_What you should do:_
Collect from the data below each line with "this".

Rows from a dataset:
>> BEGIN
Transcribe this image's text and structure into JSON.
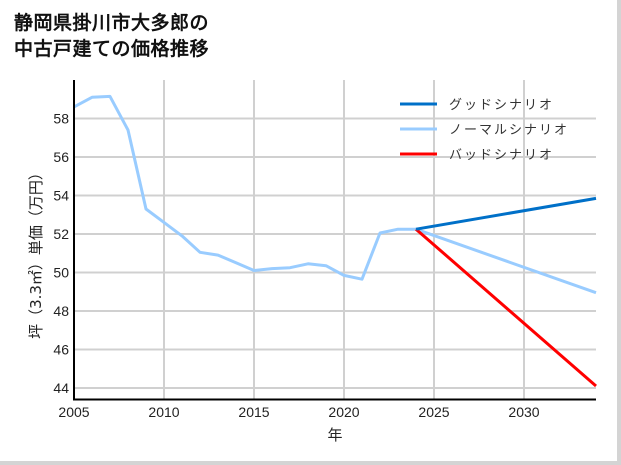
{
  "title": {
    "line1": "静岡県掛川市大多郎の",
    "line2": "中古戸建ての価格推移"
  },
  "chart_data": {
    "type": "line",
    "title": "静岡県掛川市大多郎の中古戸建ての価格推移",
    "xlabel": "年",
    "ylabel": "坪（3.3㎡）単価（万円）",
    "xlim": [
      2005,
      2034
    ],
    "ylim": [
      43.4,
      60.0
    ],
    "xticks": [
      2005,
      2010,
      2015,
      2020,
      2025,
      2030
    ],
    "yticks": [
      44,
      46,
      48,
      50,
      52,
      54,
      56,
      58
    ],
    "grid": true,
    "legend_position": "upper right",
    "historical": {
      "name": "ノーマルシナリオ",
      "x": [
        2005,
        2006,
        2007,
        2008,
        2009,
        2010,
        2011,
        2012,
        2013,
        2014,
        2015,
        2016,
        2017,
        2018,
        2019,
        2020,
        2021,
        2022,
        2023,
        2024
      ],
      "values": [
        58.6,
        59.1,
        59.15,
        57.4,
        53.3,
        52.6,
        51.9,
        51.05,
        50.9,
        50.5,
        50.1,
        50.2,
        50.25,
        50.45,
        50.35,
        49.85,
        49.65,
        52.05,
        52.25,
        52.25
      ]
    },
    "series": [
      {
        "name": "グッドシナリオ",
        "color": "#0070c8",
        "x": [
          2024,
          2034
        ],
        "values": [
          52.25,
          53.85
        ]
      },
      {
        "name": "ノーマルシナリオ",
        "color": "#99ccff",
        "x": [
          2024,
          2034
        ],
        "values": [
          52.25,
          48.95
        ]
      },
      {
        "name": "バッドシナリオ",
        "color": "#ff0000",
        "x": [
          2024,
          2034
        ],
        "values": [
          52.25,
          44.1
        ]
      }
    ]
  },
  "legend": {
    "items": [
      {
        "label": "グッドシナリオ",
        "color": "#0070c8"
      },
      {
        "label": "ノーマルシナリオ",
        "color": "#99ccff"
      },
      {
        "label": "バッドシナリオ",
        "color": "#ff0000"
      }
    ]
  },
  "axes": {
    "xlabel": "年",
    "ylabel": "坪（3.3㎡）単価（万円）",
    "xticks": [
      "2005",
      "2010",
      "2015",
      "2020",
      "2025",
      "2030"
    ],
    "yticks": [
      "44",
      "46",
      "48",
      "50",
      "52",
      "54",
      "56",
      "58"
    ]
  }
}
>> END
>> BEGIN
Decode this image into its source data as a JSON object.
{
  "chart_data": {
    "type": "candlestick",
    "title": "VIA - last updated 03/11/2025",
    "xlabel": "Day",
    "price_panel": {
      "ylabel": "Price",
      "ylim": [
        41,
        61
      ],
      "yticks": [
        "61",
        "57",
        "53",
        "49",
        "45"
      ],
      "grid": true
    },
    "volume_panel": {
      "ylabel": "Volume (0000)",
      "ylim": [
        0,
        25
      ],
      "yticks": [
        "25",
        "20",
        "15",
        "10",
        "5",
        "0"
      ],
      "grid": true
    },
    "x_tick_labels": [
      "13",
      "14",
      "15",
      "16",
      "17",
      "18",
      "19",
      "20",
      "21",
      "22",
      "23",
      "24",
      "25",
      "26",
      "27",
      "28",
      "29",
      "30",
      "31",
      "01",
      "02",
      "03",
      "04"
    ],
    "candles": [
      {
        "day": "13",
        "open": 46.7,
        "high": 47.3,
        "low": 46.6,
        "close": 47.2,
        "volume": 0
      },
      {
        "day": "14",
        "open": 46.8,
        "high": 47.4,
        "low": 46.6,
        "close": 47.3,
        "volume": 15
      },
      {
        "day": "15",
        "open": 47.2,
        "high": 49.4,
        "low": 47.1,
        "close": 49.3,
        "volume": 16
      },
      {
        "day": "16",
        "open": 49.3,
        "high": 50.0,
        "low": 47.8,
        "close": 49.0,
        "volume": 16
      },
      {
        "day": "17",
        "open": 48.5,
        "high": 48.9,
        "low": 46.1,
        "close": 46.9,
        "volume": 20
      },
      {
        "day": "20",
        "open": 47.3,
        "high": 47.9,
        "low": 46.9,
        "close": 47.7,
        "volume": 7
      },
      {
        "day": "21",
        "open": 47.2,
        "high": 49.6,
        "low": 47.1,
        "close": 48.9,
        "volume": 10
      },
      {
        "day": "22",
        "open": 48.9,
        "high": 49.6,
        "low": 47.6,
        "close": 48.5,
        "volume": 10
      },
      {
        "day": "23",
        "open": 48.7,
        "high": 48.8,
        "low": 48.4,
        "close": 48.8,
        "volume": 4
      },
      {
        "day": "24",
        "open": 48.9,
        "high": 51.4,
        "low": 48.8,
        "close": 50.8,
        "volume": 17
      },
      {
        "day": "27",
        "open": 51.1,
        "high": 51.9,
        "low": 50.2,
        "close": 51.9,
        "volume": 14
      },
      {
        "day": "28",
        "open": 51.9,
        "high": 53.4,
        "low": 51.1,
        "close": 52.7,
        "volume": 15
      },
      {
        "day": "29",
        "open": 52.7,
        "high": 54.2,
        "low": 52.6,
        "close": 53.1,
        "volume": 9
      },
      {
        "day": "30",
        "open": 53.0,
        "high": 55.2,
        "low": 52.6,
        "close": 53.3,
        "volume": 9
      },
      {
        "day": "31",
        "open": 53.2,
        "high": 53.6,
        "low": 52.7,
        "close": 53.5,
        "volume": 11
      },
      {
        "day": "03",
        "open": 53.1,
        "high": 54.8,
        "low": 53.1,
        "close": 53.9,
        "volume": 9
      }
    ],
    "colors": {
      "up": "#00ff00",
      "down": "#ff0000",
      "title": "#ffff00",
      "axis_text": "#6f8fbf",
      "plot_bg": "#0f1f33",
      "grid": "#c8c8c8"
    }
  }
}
>> END
>> BEGIN
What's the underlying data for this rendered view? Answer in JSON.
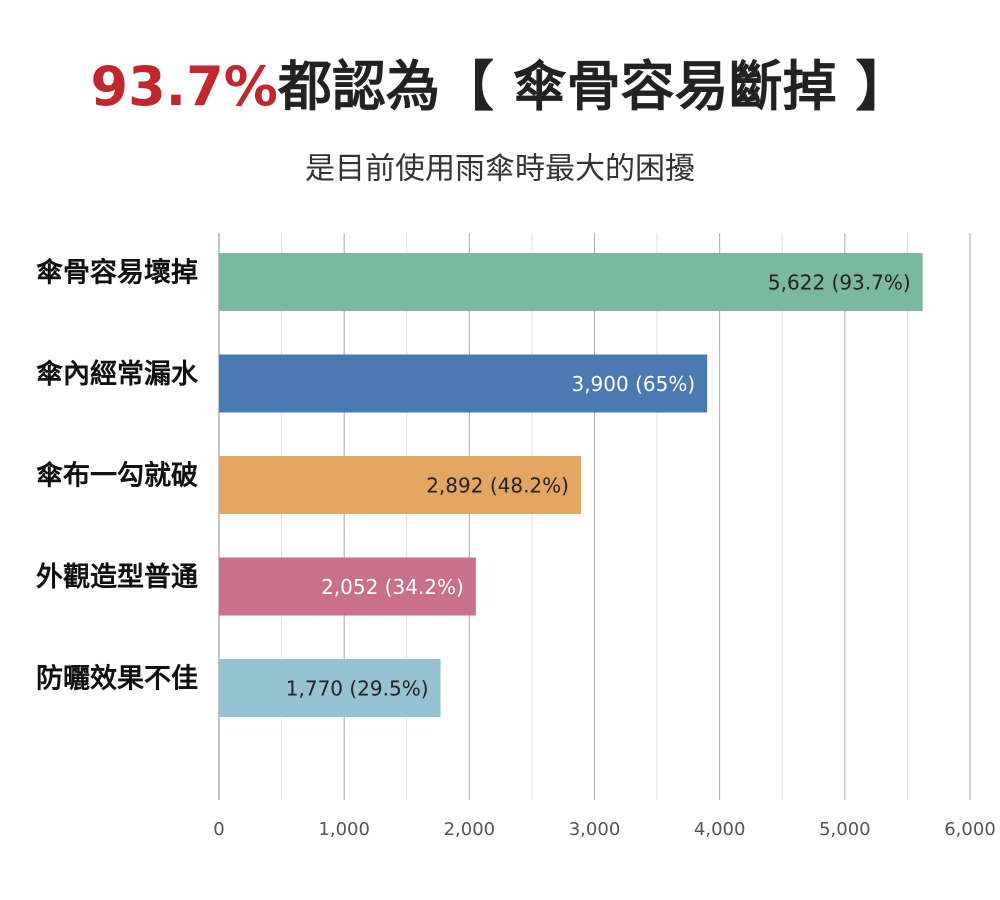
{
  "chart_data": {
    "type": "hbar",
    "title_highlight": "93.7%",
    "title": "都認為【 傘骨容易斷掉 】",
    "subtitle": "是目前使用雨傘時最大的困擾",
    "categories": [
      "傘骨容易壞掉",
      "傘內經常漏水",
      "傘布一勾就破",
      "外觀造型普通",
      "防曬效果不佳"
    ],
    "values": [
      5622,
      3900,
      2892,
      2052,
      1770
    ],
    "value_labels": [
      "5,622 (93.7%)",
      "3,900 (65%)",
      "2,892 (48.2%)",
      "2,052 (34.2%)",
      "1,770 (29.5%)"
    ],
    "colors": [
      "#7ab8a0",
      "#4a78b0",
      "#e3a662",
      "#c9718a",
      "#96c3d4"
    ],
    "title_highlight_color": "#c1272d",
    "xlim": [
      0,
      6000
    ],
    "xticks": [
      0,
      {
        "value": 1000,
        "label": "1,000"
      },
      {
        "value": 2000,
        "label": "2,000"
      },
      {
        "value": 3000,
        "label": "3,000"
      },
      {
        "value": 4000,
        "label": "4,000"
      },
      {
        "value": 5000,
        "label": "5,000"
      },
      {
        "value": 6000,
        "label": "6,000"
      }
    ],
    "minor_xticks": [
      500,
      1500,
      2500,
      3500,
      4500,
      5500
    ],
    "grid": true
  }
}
>> END
_Exercise answer:_
Transcribe this image's text and structure into JSON.
Decode this image into its source data as a JSON object.
What's the underlying data for this rendered view? Answer in JSON.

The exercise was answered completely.